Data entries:
========================================================================
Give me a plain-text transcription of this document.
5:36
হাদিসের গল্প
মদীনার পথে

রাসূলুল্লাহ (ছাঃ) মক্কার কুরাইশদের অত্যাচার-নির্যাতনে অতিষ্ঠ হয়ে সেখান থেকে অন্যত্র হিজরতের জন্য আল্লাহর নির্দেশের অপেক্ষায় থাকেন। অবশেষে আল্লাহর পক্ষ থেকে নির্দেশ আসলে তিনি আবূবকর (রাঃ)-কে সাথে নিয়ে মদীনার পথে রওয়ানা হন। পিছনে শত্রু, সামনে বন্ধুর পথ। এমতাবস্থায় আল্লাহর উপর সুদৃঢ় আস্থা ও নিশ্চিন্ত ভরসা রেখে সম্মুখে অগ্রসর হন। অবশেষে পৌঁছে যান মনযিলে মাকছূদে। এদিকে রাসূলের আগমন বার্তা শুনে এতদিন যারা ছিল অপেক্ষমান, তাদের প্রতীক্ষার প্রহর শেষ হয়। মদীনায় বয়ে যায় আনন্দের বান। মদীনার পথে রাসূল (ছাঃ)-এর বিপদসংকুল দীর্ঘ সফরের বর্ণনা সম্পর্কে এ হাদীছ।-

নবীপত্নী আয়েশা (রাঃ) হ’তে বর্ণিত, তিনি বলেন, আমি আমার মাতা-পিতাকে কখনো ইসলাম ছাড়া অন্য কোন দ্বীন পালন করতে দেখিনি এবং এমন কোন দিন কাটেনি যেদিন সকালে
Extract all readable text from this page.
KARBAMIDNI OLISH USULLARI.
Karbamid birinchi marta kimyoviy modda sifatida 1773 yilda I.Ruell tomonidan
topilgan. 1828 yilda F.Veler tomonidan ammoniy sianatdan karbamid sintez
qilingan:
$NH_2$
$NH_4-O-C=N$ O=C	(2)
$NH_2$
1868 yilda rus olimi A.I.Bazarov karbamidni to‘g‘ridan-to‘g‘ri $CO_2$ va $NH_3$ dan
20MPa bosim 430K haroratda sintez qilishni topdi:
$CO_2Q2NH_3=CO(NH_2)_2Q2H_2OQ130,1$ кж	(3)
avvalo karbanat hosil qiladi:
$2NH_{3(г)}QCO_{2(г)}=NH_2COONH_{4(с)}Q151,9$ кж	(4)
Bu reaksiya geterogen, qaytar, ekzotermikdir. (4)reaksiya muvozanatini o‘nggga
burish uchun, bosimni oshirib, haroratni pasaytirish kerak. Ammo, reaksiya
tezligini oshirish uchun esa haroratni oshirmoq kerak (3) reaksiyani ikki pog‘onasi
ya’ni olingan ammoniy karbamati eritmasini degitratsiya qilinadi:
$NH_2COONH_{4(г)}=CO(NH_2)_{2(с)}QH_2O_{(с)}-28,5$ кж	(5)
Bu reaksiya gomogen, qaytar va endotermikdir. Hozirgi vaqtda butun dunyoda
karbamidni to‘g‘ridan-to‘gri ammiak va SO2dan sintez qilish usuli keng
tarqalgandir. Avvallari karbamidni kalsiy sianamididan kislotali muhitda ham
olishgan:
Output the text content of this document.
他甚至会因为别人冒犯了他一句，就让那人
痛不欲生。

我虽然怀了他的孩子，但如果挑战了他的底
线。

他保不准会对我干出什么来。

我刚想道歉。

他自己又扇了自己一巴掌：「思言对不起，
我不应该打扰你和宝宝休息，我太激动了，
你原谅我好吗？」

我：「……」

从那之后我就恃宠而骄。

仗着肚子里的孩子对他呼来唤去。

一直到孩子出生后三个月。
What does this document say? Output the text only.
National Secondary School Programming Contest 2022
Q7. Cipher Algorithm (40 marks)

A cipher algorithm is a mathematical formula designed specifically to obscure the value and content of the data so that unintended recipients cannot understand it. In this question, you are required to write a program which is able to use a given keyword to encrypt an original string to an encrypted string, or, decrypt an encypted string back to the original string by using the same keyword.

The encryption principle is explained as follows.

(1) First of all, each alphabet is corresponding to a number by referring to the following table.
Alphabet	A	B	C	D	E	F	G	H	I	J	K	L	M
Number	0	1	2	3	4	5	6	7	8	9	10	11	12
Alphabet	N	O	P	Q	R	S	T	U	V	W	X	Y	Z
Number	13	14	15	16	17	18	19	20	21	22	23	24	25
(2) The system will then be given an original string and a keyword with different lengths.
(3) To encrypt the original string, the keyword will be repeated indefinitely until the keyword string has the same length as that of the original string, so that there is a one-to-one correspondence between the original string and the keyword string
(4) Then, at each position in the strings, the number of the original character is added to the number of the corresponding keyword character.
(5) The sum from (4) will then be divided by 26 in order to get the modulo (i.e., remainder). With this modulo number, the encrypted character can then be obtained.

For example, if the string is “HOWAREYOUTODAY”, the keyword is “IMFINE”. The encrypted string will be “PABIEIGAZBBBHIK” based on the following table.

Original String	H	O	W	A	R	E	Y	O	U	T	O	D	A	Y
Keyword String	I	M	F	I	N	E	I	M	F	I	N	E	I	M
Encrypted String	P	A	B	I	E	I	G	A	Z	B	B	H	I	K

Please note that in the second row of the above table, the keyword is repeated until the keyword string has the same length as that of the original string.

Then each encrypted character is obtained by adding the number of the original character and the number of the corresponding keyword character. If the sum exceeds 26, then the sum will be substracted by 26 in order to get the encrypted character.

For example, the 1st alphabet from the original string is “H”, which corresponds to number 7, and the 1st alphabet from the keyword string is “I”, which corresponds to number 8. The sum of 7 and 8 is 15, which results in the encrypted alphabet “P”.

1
========================================================================
**WHAT TO DO:** Return each line of the data exactly as written above.

**FULL RESPONSE:**
Give me a plain-text transcription of this document.
5:36
হাদিসের গল্প
মদীনার পথে

রাসূলুল্লাহ (ছাঃ) মক্কার কুরাইশদের অত্যাচার-নির্যাতনে অতিষ্ঠ হয়ে সেখান থেকে অন্যত্র হিজরতের জন্য আল্লাহর নির্দেশের অপেক্ষায় থাকেন। অবশেষে আল্লাহর পক্ষ থেকে নির্দেশ আসলে তিনি আবূবকর (রাঃ)-কে সাথে নিয়ে মদীনার পথে রওয়ানা হন। পিছনে শত্রু, সামনে বন্ধুর পথ। এমতাবস্থায় আল্লাহর উপর সুদৃঢ় আস্থা ও নিশ্চিন্ত ভরসা রেখে সম্মুখে অগ্রসর হন। অবশেষে পৌঁছে যান মনযিলে মাকছূদে। এদিকে রাসূলের আগমন বার্তা শুনে এতদিন যারা ছিল অপেক্ষমান, তাদের প্রতীক্ষার প্রহর শেষ হয়। মদীনায় বয়ে যায় আনন্দের বান। মদীনার পথে রাসূল (ছাঃ)-এর বিপদসংকুল দীর্ঘ সফরের বর্ণনা সম্পর্কে এ হাদীছ।-

নবীপত্নী আয়েশা (রাঃ) হ’তে বর্ণিত, তিনি বলেন, আমি আমার মাতা-পিতাকে কখনো ইসলাম ছাড়া অন্য কোন দ্বীন পালন করতে দেখিনি এবং এমন কোন দিন কাটেনি যেদিন সকালে
Extract all readable text from this page.
KARBAMIDNI OLISH USULLARI.
Karbamid birinchi marta kimyoviy modda sifatida 1773 yilda I.Ruell tomonidan
topilgan. 1828 yilda F.Veler tomonidan ammoniy sianatdan karbamid sintez
qilingan:
$NH_2$
$NH_4-O-C=N$ O=C	(2)
$NH_2$
1868 yilda rus olimi A.I.Bazarov karbamidni to‘g‘ridan-to‘g‘ri $CO_2$ va $NH_3$ dan
20MPa bosim 430K haroratda sintez qilishni topdi:
$CO_2Q2NH_3=CO(NH_2)_2Q2H_2OQ130,1$ кж	(3)
avvalo karbanat hosil qiladi:
$2NH_{3(г)}QCO_{2(г)}=NH_2COONH_{4(с)}Q151,9$ кж	(4)
Bu reaksiya geterogen, qaytar, ekzotermikdir. (4)reaksiya muvozanatini o‘nggga
burish uchun, bosimni oshirib, haroratni pasaytirish kerak. Ammo, reaksiya
tezligini oshirish uchun esa haroratni oshirmoq kerak (3) reaksiyani ikki pog‘onasi
ya’ni olingan ammoniy karbamati eritmasini degitratsiya qilinadi:
$NH_2COONH_{4(г)}=CO(NH_2)_{2(с)}QH_2O_{(с)}-28,5$ кж	(5)
Bu reaksiya gomogen, qaytar va endotermikdir. Hozirgi vaqtda butun dunyoda
karbamidni to‘g‘ridan-to‘gri ammiak va SO2dan sintez qilish usuli keng
tarqalgandir. Avvallari karbamidni kalsiy sianamididan kislotali muhitda ham
olishgan:
Output the text content of this document.
他甚至会因为别人冒犯了他一句，就让那人
痛不欲生。

我虽然怀了他的孩子，但如果挑战了他的底
线。

他保不准会对我干出什么来。

我刚想道歉。

他自己又扇了自己一巴掌：「思言对不起，
我不应该打扰你和宝宝休息，我太激动了，
你原谅我好吗？」

我：「……」

从那之后我就恃宠而骄。

仗着肚子里的孩子对他呼来唤去。

一直到孩子出生后三个月。
What does this document say? Output the text only.
National Secondary School Programming Contest 2022
Q7. Cipher Algorithm (40 marks)

A cipher algorithm is a mathematical formula designed specifically to obscure the value and content of the data so that unintended recipients cannot understand it. In this question, you are required to write a program which is able to use a given keyword to encrypt an original string to an encrypted string, or, decrypt an encypted string back to the original string by using the same keyword.

The encryption principle is explained as follows.

(1) First of all, each alphabet is corresponding to a number by referring to the following table.
Alphabet	A	B	C	D	E	F	G	H	I	J	K	L	M
Number	0	1	2	3	4	5	6	7	8	9	10	11	12
Alphabet	N	O	P	Q	R	S	T	U	V	W	X	Y	Z
Number	13	14	15	16	17	18	19	20	21	22	23	24	25
(2) The system will then be given an original string and a keyword with different lengths.
(3) To encrypt the original string, the keyword will be repeated indefinitely until the keyword string has the same length as that of the original string, so that there is a one-to-one correspondence between the original string and the keyword string
(4) Then, at each position in the strings, the number of the original character is added to the number of the corresponding keyword character.
(5) The sum from (4) will then be divided by 26 in order to get the modulo (i.e., remainder). With this modulo number, the encrypted character can then be obtained.

For example, if the string is “HOWAREYOUTODAY”, the keyword is “IMFINE”. The encrypted string will be “PABIEIGAZBBBHIK” based on the following table.

Original String	H	O	W	A	R	E	Y	O	U	T	O	D	A	Y
Keyword String	I	M	F	I	N	E	I	M	F	I	N	E	I	M
Encrypted String	P	A	B	I	E	I	G	A	Z	B	B	H	I	K

Please note that in the second row of the above table, the keyword is repeated until the keyword string has the same length as that of the original string.

Then each encrypted character is obtained by adding the number of the original character and the number of the corresponding keyword character. If the sum exceeds 26, then the sum will be substracted by 26 in order to get the encrypted character.

For example, the 1st alphabet from the original string is “H”, which corresponds to number 7, and the 1st alphabet from the keyword string is “I”, which corresponds to number 8. The sum of 7 and 8 is 15, which results in the encrypted alphabet “P”.

1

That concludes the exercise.